◆ Records shown ◆
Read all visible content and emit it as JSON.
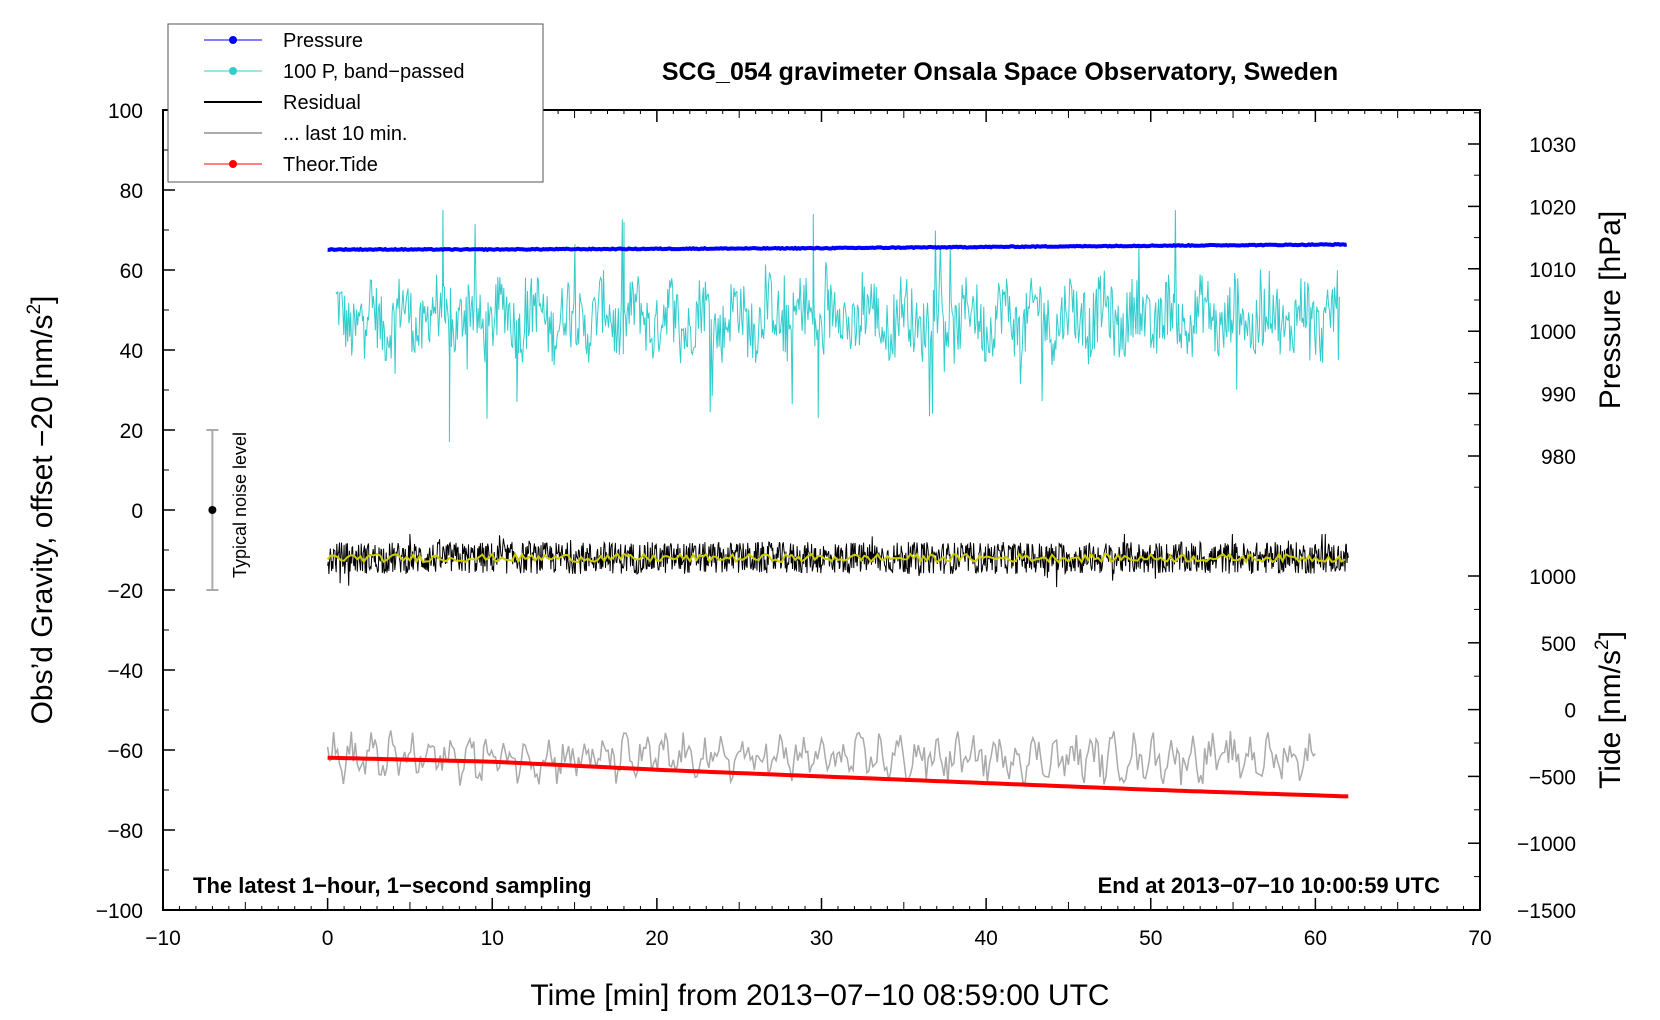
{
  "chart_data": {
    "type": "line",
    "title": "SCG_054 gravimeter Onsala Space Observatory, Sweden",
    "xlabel": "Time [min] from 2013−07−10 08:59:00 UTC",
    "ylabel": "Obs’d Gravity, offset −20 [nm/s²]",
    "ylabel_parts": {
      "main": "Obs’d Gravity, offset −20 [nm/s",
      "sup": "2",
      "end": "]"
    },
    "y2label_pressure": "Pressure [hPa]",
    "y2label_tide_parts": {
      "main": "Tide [nm/s",
      "sup": "2",
      "end": "]"
    },
    "xlim": [
      -10,
      70
    ],
    "ylim": [
      -100,
      100
    ],
    "x_ticks": [
      "−10",
      "0",
      "10",
      "20",
      "30",
      "40",
      "50",
      "60",
      "70"
    ],
    "x_tick_values": [
      -10,
      0,
      10,
      20,
      30,
      40,
      50,
      60,
      70
    ],
    "y_ticks": [
      "100",
      "80",
      "60",
      "40",
      "20",
      "0",
      "−20",
      "−40",
      "−60",
      "−80",
      "−100"
    ],
    "y_tick_values": [
      100,
      80,
      60,
      40,
      20,
      0,
      -20,
      -40,
      -60,
      -80,
      -100
    ],
    "pressure_ticks": [
      "1030",
      "1020",
      "1010",
      "1000",
      "990",
      "980"
    ],
    "pressure_tick_values": [
      1030,
      1020,
      1010,
      1000,
      990,
      980
    ],
    "pressure_axis_map": {
      "hpa": [
        980,
        1030
      ],
      "left_axis_equiv": [
        13.5,
        91.5
      ]
    },
    "tide_ticks": [
      "1000",
      "500",
      "0",
      "−500",
      "−1000",
      "−1500"
    ],
    "tide_tick_values": [
      1000,
      500,
      0,
      -500,
      -1000,
      -1500
    ],
    "tide_axis_map": {
      "nms2": [
        -1500,
        1000
      ],
      "left_axis_equiv": [
        -100,
        -16.5
      ]
    },
    "annotations": {
      "bottom_left": "The latest 1−hour, 1−second sampling",
      "bottom_right": "End at 2013−07−10 10:00:59 UTC",
      "noise_label": "Typical noise level"
    },
    "noise_bar": {
      "x": -7,
      "center": 0,
      "low": -20,
      "high": 20
    },
    "legend_position": "top-left",
    "series": [
      {
        "name": "Pressure",
        "color": "#0000ff",
        "marker": "dot",
        "axis": "pressure",
        "x": [
          0,
          10,
          20,
          30,
          40,
          50,
          62
        ],
        "values": [
          1013.1,
          1013.1,
          1013.2,
          1013.3,
          1013.5,
          1013.7,
          1013.9
        ]
      },
      {
        "name": "100 P, band−passed",
        "color": "#33cccc",
        "marker": "dot",
        "axis": "left",
        "x_range": [
          0.5,
          61.5
        ],
        "mean": 48,
        "range": [
          17,
          75
        ]
      },
      {
        "name": "Residual",
        "color": "#000000",
        "marker": "none",
        "axis": "left",
        "x_range": [
          0,
          62
        ],
        "mean": -12,
        "range": [
          -20,
          -6
        ]
      },
      {
        "name": "... last 10 min.",
        "color": "#aaaaaa",
        "marker": "none",
        "axis": "left",
        "x_range": [
          0,
          60
        ],
        "mean": -62,
        "range": [
          -69,
          -55
        ]
      },
      {
        "name": "Theor.Tide",
        "color": "#ff0000",
        "marker": "dot",
        "axis": "tide",
        "x": [
          0,
          10,
          20,
          30,
          40,
          50,
          62
        ],
        "values": [
          -360,
          -390,
          -450,
          -500,
          -550,
          -600,
          -650
        ]
      },
      {
        "name": "",
        "color": "#cccc00",
        "marker": "none",
        "axis": "left",
        "x_range": [
          0,
          62
        ],
        "mean": -12,
        "range": [
          -14,
          -10
        ]
      }
    ]
  }
}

◆ Task goal ◆
In the copy, include no pictures; restate the listing above exactly.

◆ Response for this exercise ◆
Read all visible content and emit it as JSON.
{
  "chart_data": {
    "type": "line",
    "title": "SCG_054 gravimeter Onsala Space Observatory, Sweden",
    "xlabel": "Time [min] from 2013−07−10 08:59:00 UTC",
    "ylabel": "Obs’d Gravity, offset −20 [nm/s²]",
    "ylabel_parts": {
      "main": "Obs’d Gravity, offset −20 [nm/s",
      "sup": "2",
      "end": "]"
    },
    "y2label_pressure": "Pressure [hPa]",
    "y2label_tide_parts": {
      "main": "Tide [nm/s",
      "sup": "2",
      "end": "]"
    },
    "xlim": [
      -10,
      70
    ],
    "ylim": [
      -100,
      100
    ],
    "x_ticks": [
      "−10",
      "0",
      "10",
      "20",
      "30",
      "40",
      "50",
      "60",
      "70"
    ],
    "x_tick_values": [
      -10,
      0,
      10,
      20,
      30,
      40,
      50,
      60,
      70
    ],
    "y_ticks": [
      "100",
      "80",
      "60",
      "40",
      "20",
      "0",
      "−20",
      "−40",
      "−60",
      "−80",
      "−100"
    ],
    "y_tick_values": [
      100,
      80,
      60,
      40,
      20,
      0,
      -20,
      -40,
      -60,
      -80,
      -100
    ],
    "pressure_ticks": [
      "1030",
      "1020",
      "1010",
      "1000",
      "990",
      "980"
    ],
    "pressure_tick_values": [
      1030,
      1020,
      1010,
      1000,
      990,
      980
    ],
    "pressure_axis_map": {
      "hpa": [
        980,
        1030
      ],
      "left_axis_equiv": [
        13.5,
        91.5
      ]
    },
    "tide_ticks": [
      "1000",
      "500",
      "0",
      "−500",
      "−1000",
      "−1500"
    ],
    "tide_tick_values": [
      1000,
      500,
      0,
      -500,
      -1000,
      -1500
    ],
    "tide_axis_map": {
      "nms2": [
        -1500,
        1000
      ],
      "left_axis_equiv": [
        -100,
        -16.5
      ]
    },
    "annotations": {
      "bottom_left": "The latest 1−hour, 1−second sampling",
      "bottom_right": "End at 2013−07−10 10:00:59 UTC",
      "noise_label": "Typical noise level"
    },
    "noise_bar": {
      "x": -7,
      "center": 0,
      "low": -20,
      "high": 20
    },
    "legend_position": "top-left",
    "series": [
      {
        "name": "Pressure",
        "color": "#0000ff",
        "marker": "dot",
        "axis": "pressure",
        "x": [
          0,
          10,
          20,
          30,
          40,
          50,
          62
        ],
        "values": [
          1013.1,
          1013.1,
          1013.2,
          1013.3,
          1013.5,
          1013.7,
          1013.9
        ]
      },
      {
        "name": "100 P, band−passed",
        "color": "#33cccc",
        "marker": "dot",
        "axis": "left",
        "x_range": [
          0.5,
          61.5
        ],
        "mean": 48,
        "range": [
          17,
          75
        ]
      },
      {
        "name": "Residual",
        "color": "#000000",
        "marker": "none",
        "axis": "left",
        "x_range": [
          0,
          62
        ],
        "mean": -12,
        "range": [
          -20,
          -6
        ]
      },
      {
        "name": "... last 10 min.",
        "color": "#aaaaaa",
        "marker": "none",
        "axis": "left",
        "x_range": [
          0,
          60
        ],
        "mean": -62,
        "range": [
          -69,
          -55
        ]
      },
      {
        "name": "Theor.Tide",
        "color": "#ff0000",
        "marker": "dot",
        "axis": "tide",
        "x": [
          0,
          10,
          20,
          30,
          40,
          50,
          62
        ],
        "values": [
          -360,
          -390,
          -450,
          -500,
          -550,
          -600,
          -650
        ]
      },
      {
        "name": "",
        "color": "#cccc00",
        "marker": "none",
        "axis": "left",
        "x_range": [
          0,
          62
        ],
        "mean": -12,
        "range": [
          -14,
          -10
        ]
      }
    ]
  }
}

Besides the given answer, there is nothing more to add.